DOKUMENT:
* * *

Mit der Begründung, „es widerspräche dem besonderen
Gewicht der vom Grundgesetz geschützten Meinungsfreiheit, wenn die Bewertung
historischer Vorgänge, die einen Völkermord in Abrede stellen, generell als
Verunglimpfung des Andenkens der Opfer gewertet würden", hat das
Verwaltungsgericht den türkischen Genozidleugnern freigestellt, das Andenken
der Opfer eines allgemein als Völkermord anerkannten Verbrechens, offen zu verunglimpfen
und einen Hauptverantwortlichen des Verbrechens als Helden zu ehren.
In Deutschland wird bei Thema Genozidleugnung offensichtlich mit
zweierlei Maß gemessen: Strafbar machen sich diejenigen, die von einer
„Ausschwitzlüge" sprechen, straflos hingegen bleiben diejenigen die den
Völkermord an den Armeniern als „armenischen Genozidlüge" bezeichnen. Dabei hat
der Bundestag im Juni 2005 in einer einstimmig verabschiedeten Resolution nicht
nur festgestellt, dass die jungtürkische Regierung durch organisierte
Vertreibung und Vernichtung für die fast vollständige Vernichtung der Armenier
in Anatolien verantwortlich sei, sondern auch, dass das Deutsche Reich bei
dieser Vernichtungspolitik ihrer türkischen Verbündeten eine „unrühmliche
Rolle" gespielt habe.
Der Zentralrat der Armenier in
Deutschland hat bereits in den vergangenen Wochen entschieden für einen Verbot
der Aktivitäten und Kundgebungen der nationalistisch-faschistischen Kreise
plädiert. Die türkischen Genozidleugner versuchen durch Druck nicht nur die
Annullierung der im Juni 2005 Einstimmung durch den Bundestag beschlossenen
Resolution zu erzwingen, sondern wollen auch erhindern, dass der Völkermord an
den Armeniern im Geschichtsunterricht an deutschen Schulen behandelt wird.
Wir fragen uns welches
Selbstverständnis von Anti-Rassismus und Demokratie diejenigen haben, die
denken in Deutschland die Rechte der Türken damit verteidigen zu müssen, indem
sie die Anerkennung des Völkermords an den Armeniern als Ausdruck von
„Türken-Feindlichkeit" hinstellen.

* * *

AUFTRAG A: Ändere in den Datensätzen den Abschnitt, der mit der Zeile mit „collapse-sidebar-icon[interactable] (174, 8, 188, 22)“ beginnt und mit der Zeile mit „search-icon (430, 698, 440, 708)“ endet: Ersetze „video-thumbnail“ durch „video-preview“ und gib nur diese Zeilen sonst unverändert wieder.
Die Datensätze stehen in keinerlei Zusammenhang mit dem Dokument.

VERFÜGBARE DATENSÄTZE:

* * *

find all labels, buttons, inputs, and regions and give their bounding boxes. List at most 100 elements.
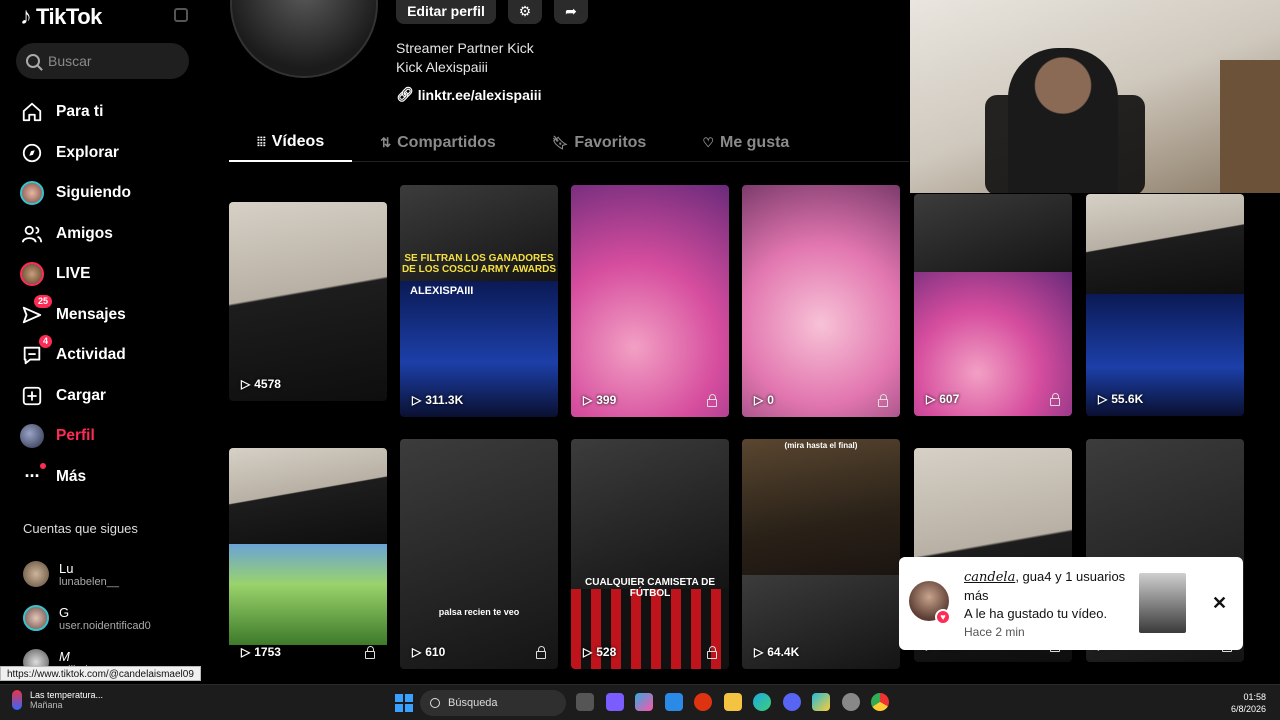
collapse-sidebar-icon[interactable] (174, 8, 188, 22)
lock-icon (536, 646, 546, 659)
nav-item-actividad[interactable]: 4 Actividad (20, 335, 131, 376)
video-card[interactable]: CUALQUIER CAMISETA DE FÚTBOL ▷ 528 (571, 439, 729, 669)
video-thumbnail (571, 185, 729, 417)
taskbar-apps (576, 693, 889, 711)
nav-label: Cargar (56, 386, 106, 404)
video-thumbnail (229, 448, 387, 544)
nav-item-mas[interactable]: ··· Más (20, 457, 131, 498)
nav-item-amigos[interactable]: Amigos (20, 214, 131, 255)
search-box[interactable] (16, 43, 189, 79)
video-thumbnail (742, 185, 900, 417)
settings-button[interactable]: ⚙ (508, 0, 542, 24)
tab-label: Vídeos (271, 133, 325, 150)
search-icon (430, 698, 440, 708)
tab-me-gusta[interactable]: ♡ Me gusta (674, 124, 817, 162)
notification-video-thumbnail[interactable] (1139, 573, 1186, 633)
more-icon: ··· (20, 462, 46, 489)
nav-item-mensajes[interactable]: 25 Mensajes (20, 294, 131, 336)
profile-link[interactable]: 🔗︎ linktr.ee/alexispaiii (396, 86, 542, 103)
video-caption: CUALQUIER CAMISETA DE FÚTBOL (585, 577, 715, 599)
system-clock[interactable]: 01:58 6/8/2026 (1231, 691, 1266, 715)
notification-time: Hace 2 min (964, 625, 1025, 639)
video-card[interactable]: ▷ 55.6K (1086, 194, 1244, 416)
nav-label: Amigos (56, 224, 113, 242)
view-count: ▷ 1753 (241, 645, 281, 659)
copilot-icon[interactable] (635, 693, 653, 711)
play-icon: ▷ (241, 645, 251, 659)
play-icon: ▷ (754, 645, 764, 659)
profile-photo[interactable] (230, 0, 378, 78)
view-count: ▷ 311.3K (412, 393, 464, 407)
chrome-icon[interactable] (871, 693, 889, 711)
windows-start-button[interactable] (395, 694, 413, 712)
activity-badge: 4 (38, 335, 52, 349)
following-item[interactable]: G user.noidentificad0 (23, 596, 151, 640)
video-card[interactable]: ▷ 399 (571, 185, 729, 417)
settings-icon[interactable] (841, 693, 860, 711)
nav-item-siguiendo[interactable]: Siguiendo (20, 173, 131, 214)
video-card[interactable]: ▷0 (742, 185, 900, 417)
video-card[interactable]: ▷ 4578 (229, 202, 387, 401)
weather-subtitle: Mañana (30, 700, 63, 710)
weather-widget[interactable]: Las temperatura... Mañana (12, 690, 103, 710)
folder-icon[interactable] (723, 693, 742, 711)
task-view-icon[interactable] (576, 693, 594, 711)
tab-label: Me gusta (719, 134, 790, 151)
pen-icon[interactable] (605, 693, 624, 711)
photos-icon[interactable] (812, 693, 830, 711)
search-input[interactable] (48, 53, 178, 69)
opera-icon[interactable] (694, 693, 712, 711)
clock-date: 6/8/2026 (1230, 704, 1266, 714)
like-notification[interactable]: ♥ candela, gua4 y 1 usuarios más A le ha… (899, 557, 1243, 650)
following-item[interactable]: Lu lunabelen__ (23, 552, 151, 596)
bookmark-icon: 🔖︎ (551, 135, 569, 150)
tab-favoritos[interactable]: 🔖︎ Favoritos (524, 124, 675, 162)
edit-profile-button[interactable]: Editar perfil (396, 0, 496, 24)
logo-text: TikTok (36, 4, 102, 29)
link-icon: 🔗︎ (396, 86, 414, 102)
nav-item-live[interactable]: LIVE (20, 254, 131, 295)
video-thumbnail (1086, 194, 1244, 294)
activity-icon: 4 (20, 335, 52, 367)
messages-icon: 25 (20, 294, 52, 327)
tab-compartidos[interactable]: ⇅ Compartidos (352, 124, 524, 162)
share-button[interactable]: ➦ (554, 0, 588, 24)
avatar (23, 605, 49, 631)
tab-label: Compartidos (397, 134, 496, 151)
notification-message: A le ha gustado tu vídeo. (964, 606, 1108, 621)
tab-videos[interactable]: ⦙⦙⦙ Vídeos (229, 124, 353, 162)
play-icon: ▷ (754, 393, 764, 407)
close-icon[interactable]: ✕ (1212, 593, 1227, 614)
nav-label: LIVE (56, 265, 91, 283)
nav-item-para-ti[interactable]: Para ti (20, 92, 131, 133)
profile-main: Editar perfil ⚙ ➦ Streamer Partner Kick … (205, 0, 910, 683)
nav-label: Mensajes (56, 305, 126, 323)
tiktok-logo[interactable]: ♪ TikTok (20, 3, 102, 31)
main-nav: Para ti Explorar Siguiendo Amigos LIVE 2… (20, 92, 131, 497)
edge-icon[interactable] (753, 693, 771, 711)
play-icon: ▷ (412, 393, 422, 407)
notification-user[interactable]: candela (964, 570, 1015, 585)
video-card[interactable]: palsa recien te veo ▷ 610 (400, 439, 558, 669)
nav-item-perfil[interactable]: Perfil (20, 416, 131, 457)
video-thumbnail (914, 194, 1072, 272)
play-icon: ▷ (926, 392, 936, 406)
video-card[interactable]: (mira hasta el final) ▷ 64.4K (742, 439, 900, 669)
video-caption: ALEXISPAIII (410, 285, 474, 297)
store-icon[interactable] (664, 693, 683, 711)
nav-item-explorar[interactable]: Explorar (20, 133, 131, 174)
more-dot-badge (40, 462, 46, 469)
share-arrow-icon: ➦ (565, 2, 577, 19)
view-count: ▷ 4578 (241, 377, 281, 391)
view-count: ▷ 55.6K (1098, 392, 1144, 406)
nav-item-cargar[interactable]: Cargar (20, 376, 131, 417)
video-card[interactable]: ▷ 607 (914, 194, 1072, 416)
taskbar-search[interactable]: Búsqueda (420, 690, 566, 716)
video-card[interactable]: ▷ 1753 (229, 448, 387, 669)
video-thumbnail (400, 439, 558, 669)
nav-label: Perfil (56, 427, 95, 445)
video-card[interactable]: SE FILTRAN LOS GANADORES DE LOS COSCU AR… (400, 185, 558, 417)
play-icon: ▷ (241, 377, 251, 391)
play-icon: ▷ (583, 393, 593, 407)
discord-icon[interactable] (782, 693, 801, 711)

* * *

AUFTRAG B: In welchem Monat und Jahr hat der Bundestag laut dem Dokument die Resolution zum Völkermord an den Armeniern verabschiedet?

AUSGEARBEITETE LÖSUNG A:
collapse-sidebar-icon[interactable] (174, 8, 188, 22)
lock-icon (536, 646, 546, 659)
nav-item-actividad[interactable]: 4 Actividad (20, 335, 131, 376)
video-card[interactable]: CUALQUIER CAMISETA DE FÚTBOL ▷ 528 (571, 439, 729, 669)
video-preview (571, 185, 729, 417)
taskbar-apps (576, 693, 889, 711)
nav-label: Cargar (56, 386, 106, 404)
video-preview (229, 448, 387, 544)
nav-item-mas[interactable]: ··· Más (20, 457, 131, 498)
nav-item-amigos[interactable]: Amigos (20, 214, 131, 255)
search-box[interactable] (16, 43, 189, 79)
video-preview (742, 185, 900, 417)
settings-button[interactable]: ⚙ (508, 0, 542, 24)
tab-label: Vídeos (271, 133, 325, 150)
search-icon (430, 698, 440, 708)

AUSGEARBEITETE LÖSUNG B: Im Juni 2005.